Weekly Recap July 12-July 17 2021


I am proud, fellow readers, of my accomplishments this week. I read eight books! This is admittedly the result of having tons of free time, but I feel proud of my progress nonetheless. I also got back my copy of Living, Loving and Lying Awake at Night. Although I read that book a week ago, I will include it alongside this week’s reviews:



Living, Loving and Lying Awake at Night by Sindiwe Magona

Stories from the perspectives of Black South African girls and women before the end of Apartheid. The most successful piece are the innovative monologues which peel back the pretense of the hypocritical medem-maid dynamic, but the collection as a whole is disappointingly conventional.


“Now, I have to be careful I don’t find myself in another soup. Women like talking about each other and then forget they said what, and before you know it you will be answering questions about what you said to whom about whom. I have no time for that. But I would be lying if I said their stories are uninteresting” (15) 

 


Fugitive Pieces by Anne Michaels

The story of poet and translator Jakob Beer, from his rescue by a Greek geologist during WWII until after his death in 1993. The structure is listless and the prose, while suitably haunted, fails to distinguish the book from the throngs of 21st-century literary fiction.


“I tried to bury images, to cover them over with Greek and English words, with all the geologic eras. With the walks Athos and I took every Sunday into the ravines. Years later I would try a different avalanche of facts: train schedules, camp records, statistics, methods of execution. But t night my mother, my father, Bella, Mones, simply rose, shook the earth from their clothes, and waited” (93)



Martyr by Marius von Mayenburg

Benjamin, a teenage boy from a secular liberal milieu, shocks his friends and teachers by turning to Christian fundamentalism. Very rarely does a play manage to be so provocative and so elegantly written at once, but translator Maja Zade’s decision to transpose the setting from Germany to England weakens its thematic integrity.


“DIXON: Some pupil turns into a Jesus freak, okay, it’s not nice but is it going to get any better if you start freaking out as well?

WHITE: I’m not freaking out…I have to understand him before I can change him” (36)

DATASET SECTION
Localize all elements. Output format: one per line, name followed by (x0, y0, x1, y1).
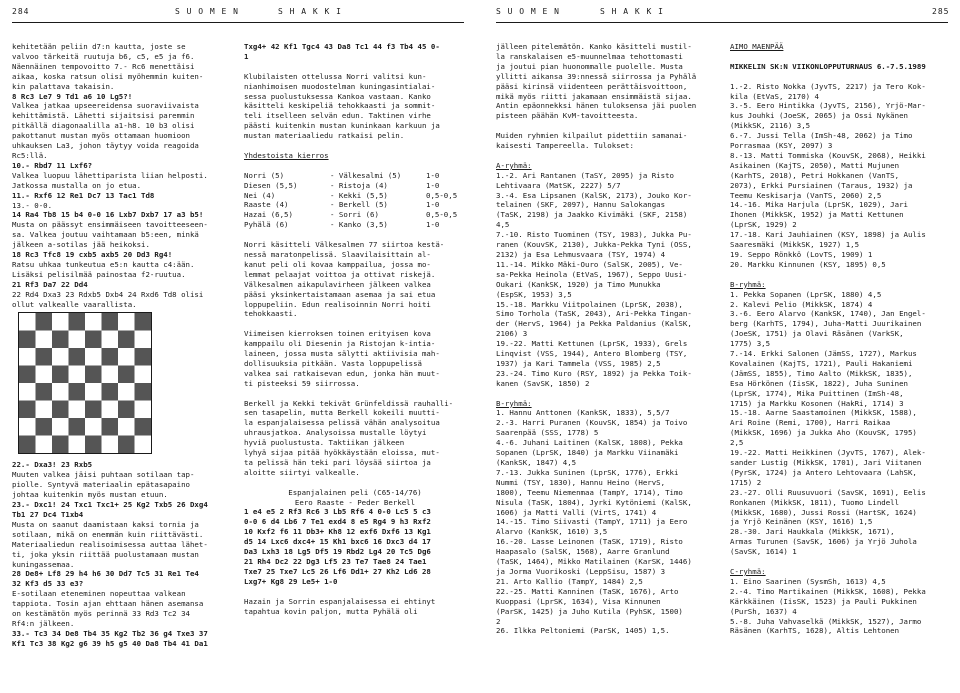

TO-DO LIST
- 1) In the weekly recap, who rescues Jakob Beer during WWII?
- 2) Please list every book title reviewed in the weekly recap.

EXPECTED ANSWERS
- 1) A Greek geologist.

- 2)
Living, Loving and Lying Awake at Night
Fugitive Pieces
Martyr